To be done -
Can you output the records below exactly as they are written?

··· Records provided

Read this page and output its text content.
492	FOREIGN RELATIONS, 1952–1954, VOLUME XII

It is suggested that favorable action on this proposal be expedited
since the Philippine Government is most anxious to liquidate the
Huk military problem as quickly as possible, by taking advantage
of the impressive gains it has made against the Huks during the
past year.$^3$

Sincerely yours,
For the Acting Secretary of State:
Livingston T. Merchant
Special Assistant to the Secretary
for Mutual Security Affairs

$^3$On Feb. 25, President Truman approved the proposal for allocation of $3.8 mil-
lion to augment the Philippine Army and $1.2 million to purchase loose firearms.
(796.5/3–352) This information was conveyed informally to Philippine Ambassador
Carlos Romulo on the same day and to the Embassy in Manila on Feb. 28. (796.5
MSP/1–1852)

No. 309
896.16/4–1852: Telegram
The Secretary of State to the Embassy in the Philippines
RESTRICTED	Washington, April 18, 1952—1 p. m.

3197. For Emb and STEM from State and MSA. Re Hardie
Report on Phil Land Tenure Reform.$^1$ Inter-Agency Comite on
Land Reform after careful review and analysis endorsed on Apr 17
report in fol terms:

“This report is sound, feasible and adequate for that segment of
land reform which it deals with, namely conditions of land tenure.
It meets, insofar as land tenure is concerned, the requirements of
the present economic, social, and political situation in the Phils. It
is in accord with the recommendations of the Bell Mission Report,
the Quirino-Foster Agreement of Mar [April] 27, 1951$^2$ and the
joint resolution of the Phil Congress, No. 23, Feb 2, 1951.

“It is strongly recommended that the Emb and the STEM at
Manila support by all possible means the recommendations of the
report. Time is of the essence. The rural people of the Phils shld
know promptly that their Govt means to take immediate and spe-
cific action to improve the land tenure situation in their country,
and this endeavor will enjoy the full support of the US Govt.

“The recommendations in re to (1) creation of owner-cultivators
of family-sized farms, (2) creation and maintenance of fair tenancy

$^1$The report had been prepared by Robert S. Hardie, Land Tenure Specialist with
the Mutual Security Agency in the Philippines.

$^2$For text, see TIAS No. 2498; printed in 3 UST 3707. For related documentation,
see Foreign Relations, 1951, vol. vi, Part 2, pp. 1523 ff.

······

Answer to the exercise -
Read this page and output its text content.
492	FOREIGN RELATIONS, 1952–1954, VOLUME XII

It is suggested that favorable action on this proposal be expedited
since the Philippine Government is most anxious to liquidate the
Huk military problem as quickly as possible, by taking advantage
of the impressive gains it has made against the Huks during the
past year.$^3$

Sincerely yours,
For the Acting Secretary of State:
Livingston T. Merchant
Special Assistant to the Secretary
for Mutual Security Affairs

$^3$On Feb. 25, President Truman approved the proposal for allocation of $3.8 mil-
lion to augment the Philippine Army and $1.2 million to purchase loose firearms.
(796.5/3–352) This information was conveyed informally to Philippine Ambassador
Carlos Romulo on the same day and to the Embassy in Manila on Feb. 28. (796.5
MSP/1–1852)

No. 309
896.16/4–1852: Telegram
The Secretary of State to the Embassy in the Philippines
RESTRICTED	Washington, April 18, 1952—1 p. m.

3197. For Emb and STEM from State and MSA. Re Hardie
Report on Phil Land Tenure Reform.$^1$ Inter-Agency Comite on
Land Reform after careful review and analysis endorsed on Apr 17
report in fol terms:

“This report is sound, feasible and adequate for that segment of
land reform which it deals with, namely conditions of land tenure.
It meets, insofar as land tenure is concerned, the requirements of
the present economic, social, and political situation in the Phils. It
is in accord with the recommendations of the Bell Mission Report,
the Quirino-Foster Agreement of Mar [April] 27, 1951$^2$ and the
joint resolution of the Phil Congress, No. 23, Feb 2, 1951.

“It is strongly recommended that the Emb and the STEM at
Manila support by all possible means the recommendations of the
report. Time is of the essence. The rural people of the Phils shld
know promptly that their Govt means to take immediate and spe-
cific action to improve the land tenure situation in their country,
and this endeavor will enjoy the full support of the US Govt.

“The recommendations in re to (1) creation of owner-cultivators
of family-sized farms, (2) creation and maintenance of fair tenancy

$^1$The report had been prepared by Robert S. Hardie, Land Tenure Specialist with
the Mutual Security Agency in the Philippines.

$^2$For text, see TIAS No. 2498; printed in 3 UST 3707. For related documentation,
see Foreign Relations, 1951, vol. vi, Part 2, pp. 1523 ff.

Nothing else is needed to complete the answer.